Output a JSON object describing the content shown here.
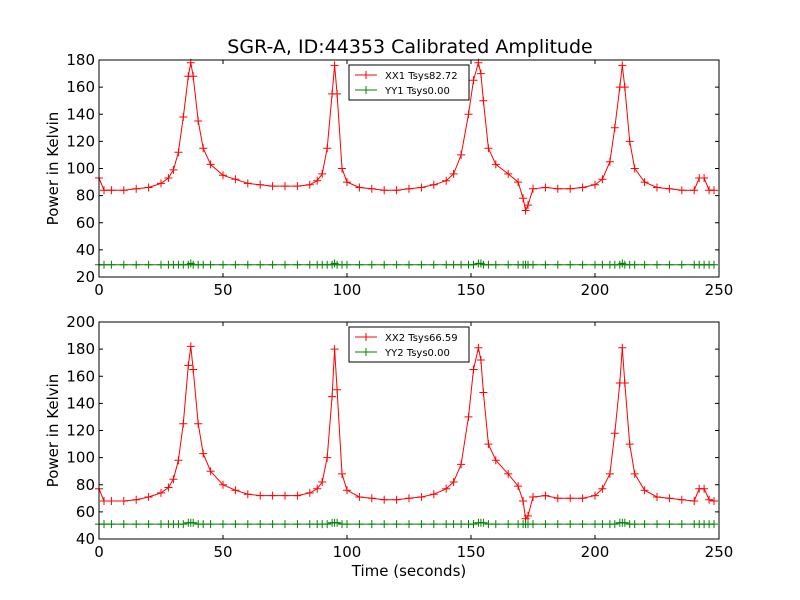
{
  "title": "SGR-A, ID:44353 Calibrated Amplitude",
  "chart_data": [
    {
      "type": "line",
      "ylabel": "Power in Kelvin",
      "xlabel": "",
      "xlim": [
        0,
        250
      ],
      "ylim": [
        20,
        180
      ],
      "xticks": [
        "0",
        "50",
        "100",
        "150",
        "200",
        "250"
      ],
      "yticks": [
        "20",
        "40",
        "60",
        "80",
        "100",
        "120",
        "140",
        "160",
        "180"
      ],
      "grid": false,
      "legend_position": "top-center",
      "x": [
        0,
        2,
        5,
        10,
        15,
        20,
        25,
        28,
        30,
        32,
        34,
        36,
        37,
        38,
        40,
        42,
        45,
        50,
        55,
        60,
        65,
        70,
        75,
        80,
        85,
        88,
        90,
        92,
        94,
        95,
        96,
        98,
        100,
        105,
        110,
        115,
        120,
        125,
        130,
        135,
        140,
        143,
        146,
        149,
        151,
        153,
        154,
        155,
        157,
        160,
        165,
        169,
        171,
        172,
        173,
        175,
        180,
        185,
        190,
        195,
        200,
        203,
        206,
        208,
        210,
        211,
        212,
        214,
        216,
        220,
        225,
        230,
        235,
        240,
        242,
        244,
        246,
        248
      ],
      "series": [
        {
          "name": "XX1 Tsys82.72",
          "color": "#ff0000",
          "values": [
            93,
            84,
            84,
            84,
            85,
            86,
            89,
            93,
            99,
            112,
            138,
            168,
            178,
            168,
            135,
            115,
            103,
            95,
            92,
            89,
            88,
            87,
            87,
            87,
            88,
            91,
            96,
            115,
            155,
            176,
            155,
            100,
            90,
            86,
            85,
            84,
            84,
            85,
            86,
            88,
            91,
            96,
            110,
            140,
            165,
            178,
            170,
            150,
            115,
            103,
            96,
            90,
            78,
            69,
            73,
            85,
            86,
            85,
            85,
            86,
            88,
            92,
            105,
            130,
            160,
            176,
            160,
            120,
            100,
            90,
            86,
            85,
            84,
            84,
            93,
            93,
            84,
            84
          ]
        },
        {
          "name": "YY1 Tsys0.00",
          "color": "#008000",
          "values": [
            29,
            29,
            29,
            29,
            29,
            29,
            29,
            29,
            29,
            29,
            29,
            29,
            30,
            29,
            29,
            29,
            29,
            29,
            29,
            29,
            29,
            29,
            29,
            29,
            29,
            29,
            29,
            29,
            29,
            30,
            29,
            29,
            29,
            29,
            29,
            29,
            29,
            29,
            29,
            29,
            29,
            29,
            29,
            29,
            29,
            30,
            30,
            29,
            29,
            29,
            29,
            29,
            29,
            29,
            29,
            29,
            29,
            29,
            29,
            29,
            29,
            29,
            29,
            29,
            29,
            30,
            29,
            29,
            29,
            29,
            29,
            29,
            29,
            29,
            29,
            29,
            29,
            29
          ]
        }
      ]
    },
    {
      "type": "line",
      "ylabel": "Power in Kelvin",
      "xlabel": "Time (seconds)",
      "xlim": [
        0,
        250
      ],
      "ylim": [
        40,
        200
      ],
      "xticks": [
        "0",
        "50",
        "100",
        "150",
        "200",
        "250"
      ],
      "yticks": [
        "40",
        "60",
        "80",
        "100",
        "120",
        "140",
        "160",
        "180",
        "200"
      ],
      "grid": false,
      "legend_position": "top-center",
      "x": [
        0,
        2,
        5,
        10,
        15,
        20,
        25,
        28,
        30,
        32,
        34,
        36,
        37,
        38,
        40,
        42,
        45,
        50,
        55,
        60,
        65,
        70,
        75,
        80,
        85,
        88,
        90,
        92,
        94,
        95,
        96,
        98,
        100,
        105,
        110,
        115,
        120,
        125,
        130,
        135,
        140,
        143,
        146,
        149,
        151,
        153,
        154,
        155,
        157,
        160,
        165,
        169,
        171,
        172,
        173,
        175,
        180,
        185,
        190,
        195,
        200,
        203,
        206,
        208,
        210,
        211,
        212,
        214,
        216,
        220,
        225,
        230,
        235,
        240,
        242,
        244,
        246,
        248
      ],
      "series": [
        {
          "name": "XX2 Tsys66.59",
          "color": "#ff0000",
          "values": [
            77,
            68,
            68,
            68,
            69,
            71,
            74,
            78,
            84,
            98,
            125,
            168,
            182,
            165,
            125,
            103,
            90,
            80,
            76,
            73,
            72,
            72,
            72,
            72,
            74,
            77,
            82,
            100,
            145,
            180,
            150,
            88,
            76,
            71,
            70,
            69,
            69,
            70,
            71,
            73,
            77,
            82,
            95,
            130,
            165,
            181,
            172,
            148,
            110,
            98,
            88,
            79,
            68,
            55,
            57,
            71,
            72,
            70,
            70,
            70,
            72,
            77,
            88,
            118,
            155,
            181,
            155,
            110,
            88,
            76,
            71,
            70,
            69,
            68,
            77,
            77,
            69,
            68
          ]
        },
        {
          "name": "YY2 Tsys0.00",
          "color": "#008000",
          "values": [
            51,
            51,
            51,
            51,
            51,
            51,
            51,
            51,
            51,
            51,
            51,
            52,
            52,
            52,
            51,
            51,
            51,
            51,
            51,
            51,
            51,
            51,
            51,
            51,
            51,
            51,
            51,
            51,
            52,
            52,
            52,
            51,
            51,
            51,
            51,
            51,
            51,
            51,
            51,
            51,
            51,
            51,
            51,
            51,
            51,
            52,
            52,
            52,
            51,
            51,
            51,
            51,
            51,
            51,
            51,
            51,
            51,
            51,
            51,
            51,
            51,
            51,
            51,
            51,
            52,
            52,
            52,
            51,
            51,
            51,
            51,
            51,
            51,
            51,
            51,
            51,
            51,
            51
          ]
        }
      ]
    }
  ]
}
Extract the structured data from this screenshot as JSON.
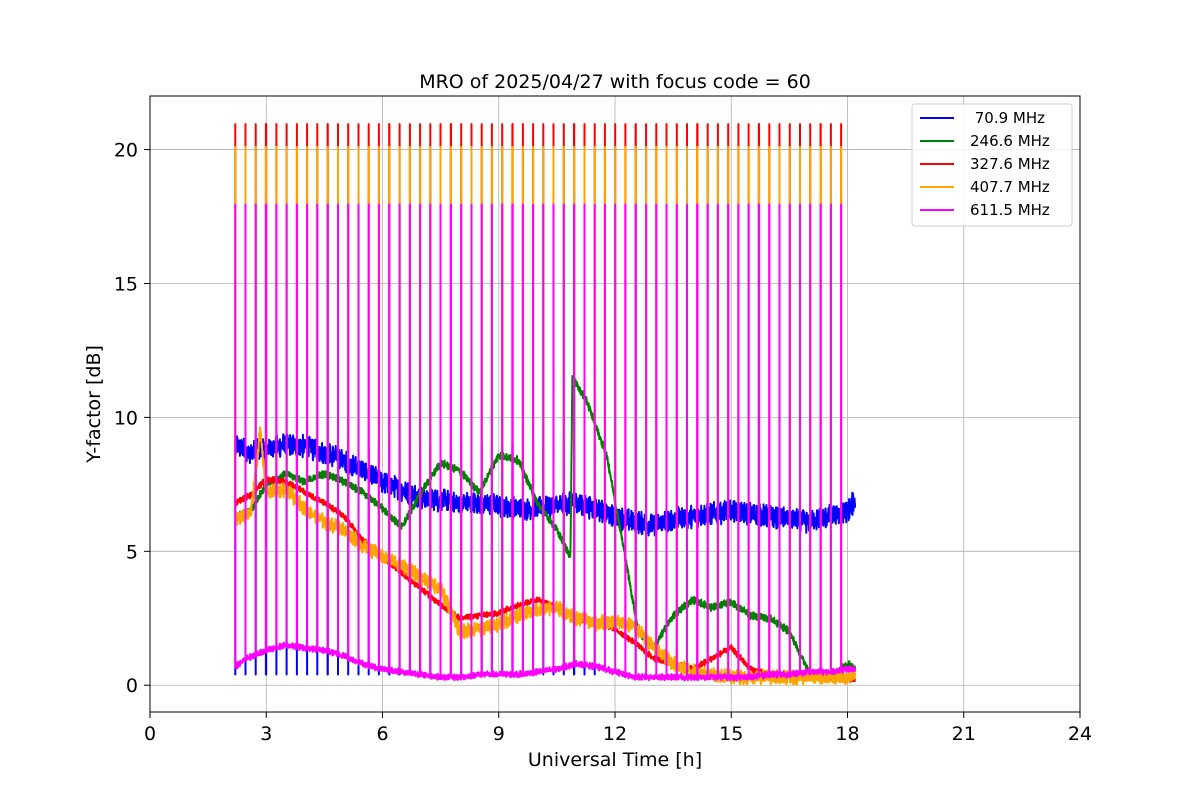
□ □ □ □
◆ **TASK TO CARRY OUT**: Without including any picture, retype the entries exactly.

◆ **OUTPUT FOR THIS EXERCISE**:
Output a JSON object describing the content shown here.
{
  "title": "SGR-A, ID:44353 Calibrated Amplitude",
  "chart_data": [
    {
      "type": "line",
      "ylabel": "Power in Kelvin",
      "xlabel": "",
      "xlim": [
        0,
        250
      ],
      "ylim": [
        20,
        180
      ],
      "xticks": [
        "0",
        "50",
        "100",
        "150",
        "200",
        "250"
      ],
      "yticks": [
        "20",
        "40",
        "60",
        "80",
        "100",
        "120",
        "140",
        "160",
        "180"
      ],
      "grid": false,
      "legend_position": "top-center",
      "x": [
        0,
        2,
        5,
        10,
        15,
        20,
        25,
        28,
        30,
        32,
        34,
        36,
        37,
        38,
        40,
        42,
        45,
        50,
        55,
        60,
        65,
        70,
        75,
        80,
        85,
        88,
        90,
        92,
        94,
        95,
        96,
        98,
        100,
        105,
        110,
        115,
        120,
        125,
        130,
        135,
        140,
        143,
        146,
        149,
        151,
        153,
        154,
        155,
        157,
        160,
        165,
        169,
        171,
        172,
        173,
        175,
        180,
        185,
        190,
        195,
        200,
        203,
        206,
        208,
        210,
        211,
        212,
        214,
        216,
        220,
        225,
        230,
        235,
        240,
        242,
        244,
        246,
        248
      ],
      "series": [
        {
          "name": "XX1 Tsys82.72",
          "color": "#ff0000",
          "values": [
            93,
            84,
            84,
            84,
            85,
            86,
            89,
            93,
            99,
            112,
            138,
            168,
            178,
            168,
            135,
            115,
            103,
            95,
            92,
            89,
            88,
            87,
            87,
            87,
            88,
            91,
            96,
            115,
            155,
            176,
            155,
            100,
            90,
            86,
            85,
            84,
            84,
            85,
            86,
            88,
            91,
            96,
            110,
            140,
            165,
            178,
            170,
            150,
            115,
            103,
            96,
            90,
            78,
            69,
            73,
            85,
            86,
            85,
            85,
            86,
            88,
            92,
            105,
            130,
            160,
            176,
            160,
            120,
            100,
            90,
            86,
            85,
            84,
            84,
            93,
            93,
            84,
            84
          ]
        },
        {
          "name": "YY1 Tsys0.00",
          "color": "#008000",
          "values": [
            29,
            29,
            29,
            29,
            29,
            29,
            29,
            29,
            29,
            29,
            29,
            29,
            30,
            29,
            29,
            29,
            29,
            29,
            29,
            29,
            29,
            29,
            29,
            29,
            29,
            29,
            29,
            29,
            29,
            30,
            29,
            29,
            29,
            29,
            29,
            29,
            29,
            29,
            29,
            29,
            29,
            29,
            29,
            29,
            29,
            30,
            30,
            29,
            29,
            29,
            29,
            29,
            29,
            29,
            29,
            29,
            29,
            29,
            29,
            29,
            29,
            29,
            29,
            29,
            29,
            30,
            29,
            29,
            29,
            29,
            29,
            29,
            29,
            29,
            29,
            29,
            29,
            29
          ]
        }
      ]
    },
    {
      "type": "line",
      "ylabel": "Power in Kelvin",
      "xlabel": "Time (seconds)",
      "xlim": [
        0,
        250
      ],
      "ylim": [
        40,
        200
      ],
      "xticks": [
        "0",
        "50",
        "100",
        "150",
        "200",
        "250"
      ],
      "yticks": [
        "40",
        "60",
        "80",
        "100",
        "120",
        "140",
        "160",
        "180",
        "200"
      ],
      "grid": false,
      "legend_position": "top-center",
      "x": [
        0,
        2,
        5,
        10,
        15,
        20,
        25,
        28,
        30,
        32,
        34,
        36,
        37,
        38,
        40,
        42,
        45,
        50,
        55,
        60,
        65,
        70,
        75,
        80,
        85,
        88,
        90,
        92,
        94,
        95,
        96,
        98,
        100,
        105,
        110,
        115,
        120,
        125,
        130,
        135,
        140,
        143,
        146,
        149,
        151,
        153,
        154,
        155,
        157,
        160,
        165,
        169,
        171,
        172,
        173,
        175,
        180,
        185,
        190,
        195,
        200,
        203,
        206,
        208,
        210,
        211,
        212,
        214,
        216,
        220,
        225,
        230,
        235,
        240,
        242,
        244,
        246,
        248
      ],
      "series": [
        {
          "name": "XX2 Tsys66.59",
          "color": "#ff0000",
          "values": [
            77,
            68,
            68,
            68,
            69,
            71,
            74,
            78,
            84,
            98,
            125,
            168,
            182,
            165,
            125,
            103,
            90,
            80,
            76,
            73,
            72,
            72,
            72,
            72,
            74,
            77,
            82,
            100,
            145,
            180,
            150,
            88,
            76,
            71,
            70,
            69,
            69,
            70,
            71,
            73,
            77,
            82,
            95,
            130,
            165,
            181,
            172,
            148,
            110,
            98,
            88,
            79,
            68,
            55,
            57,
            71,
            72,
            70,
            70,
            70,
            72,
            77,
            88,
            118,
            155,
            181,
            155,
            110,
            88,
            76,
            71,
            70,
            69,
            68,
            77,
            77,
            69,
            68
          ]
        },
        {
          "name": "YY2 Tsys0.00",
          "color": "#008000",
          "values": [
            51,
            51,
            51,
            51,
            51,
            51,
            51,
            51,
            51,
            51,
            51,
            52,
            52,
            52,
            51,
            51,
            51,
            51,
            51,
            51,
            51,
            51,
            51,
            51,
            51,
            51,
            51,
            51,
            52,
            52,
            52,
            51,
            51,
            51,
            51,
            51,
            51,
            51,
            51,
            51,
            51,
            51,
            51,
            51,
            51,
            52,
            52,
            52,
            51,
            51,
            51,
            51,
            51,
            51,
            51,
            51,
            51,
            51,
            51,
            51,
            51,
            51,
            51,
            51,
            52,
            52,
            52,
            51,
            51,
            51,
            51,
            51,
            51,
            51,
            51,
            51,
            51,
            51
          ]
        }
      ]
    }
  ]
}
Extract the structured data from this screenshot as JSON.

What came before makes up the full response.